* **EXERCISE DESCRIPTION**: Go through the lines below. Copy those with "Windows".

* **EXTRACTED MATERIAL**:
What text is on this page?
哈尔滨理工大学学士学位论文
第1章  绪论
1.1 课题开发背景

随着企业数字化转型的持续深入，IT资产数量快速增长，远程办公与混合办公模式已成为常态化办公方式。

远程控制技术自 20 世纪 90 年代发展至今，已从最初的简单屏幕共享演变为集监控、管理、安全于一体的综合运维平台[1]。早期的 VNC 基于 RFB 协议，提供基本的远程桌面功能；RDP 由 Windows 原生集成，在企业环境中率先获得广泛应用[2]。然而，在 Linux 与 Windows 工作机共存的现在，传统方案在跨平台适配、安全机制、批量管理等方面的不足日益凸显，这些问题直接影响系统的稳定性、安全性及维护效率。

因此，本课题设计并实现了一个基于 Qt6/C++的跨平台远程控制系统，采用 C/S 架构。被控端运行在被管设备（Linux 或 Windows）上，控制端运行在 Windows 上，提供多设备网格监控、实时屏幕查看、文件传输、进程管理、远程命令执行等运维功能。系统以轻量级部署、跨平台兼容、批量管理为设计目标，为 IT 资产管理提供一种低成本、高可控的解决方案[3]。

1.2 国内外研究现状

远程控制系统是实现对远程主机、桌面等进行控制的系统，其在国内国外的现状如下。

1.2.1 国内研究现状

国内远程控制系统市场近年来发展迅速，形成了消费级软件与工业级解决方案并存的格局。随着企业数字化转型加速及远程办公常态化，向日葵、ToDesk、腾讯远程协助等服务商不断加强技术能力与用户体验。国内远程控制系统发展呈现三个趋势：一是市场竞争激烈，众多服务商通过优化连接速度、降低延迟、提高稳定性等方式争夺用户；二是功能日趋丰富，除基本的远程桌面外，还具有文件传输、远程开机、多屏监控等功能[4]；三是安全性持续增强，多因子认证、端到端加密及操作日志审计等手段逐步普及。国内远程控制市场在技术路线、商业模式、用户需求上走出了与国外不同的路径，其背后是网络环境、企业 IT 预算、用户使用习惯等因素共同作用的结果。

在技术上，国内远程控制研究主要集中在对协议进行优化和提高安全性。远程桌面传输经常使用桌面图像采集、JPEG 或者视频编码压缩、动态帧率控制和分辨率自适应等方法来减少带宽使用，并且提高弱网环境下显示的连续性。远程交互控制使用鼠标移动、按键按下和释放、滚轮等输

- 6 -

* **ANSWER TO THIS EXERCISE**:
远程控制技术自 20 世纪 90 年代发展至今，已从最初的简单屏幕共享演变为集监控、管理、安全于一体的综合运维平台[1]。早期的 VNC 基于 RFB 协议，提供基本的远程桌面功能；RDP 由 Windows 原生集成，在企业环境中率先获得广泛应用[2]。然而，在 Linux 与 Windows 工作机共存的现在，传统方案在跨平台适配、安全机制、批量管理等方面的不足日益凸显，这些问题直接影响系统的稳定性、安全性及维护效率。
因此，本课题设计并实现了一个基于 Qt6/C++的跨平台远程控制系统，采用 C/S 架构。被控端运行在被管设备（Linux 或 Windows）上，控制端运行在 Windows 上，提供多设备网格监控、实时屏幕查看、文件传输、进程管理、远程命令执行等运维功能。系统以轻量级部署、跨平台兼容、批量管理为设计目标，为 IT 资产管理提供一种低成本、高可控的解决方案[3]。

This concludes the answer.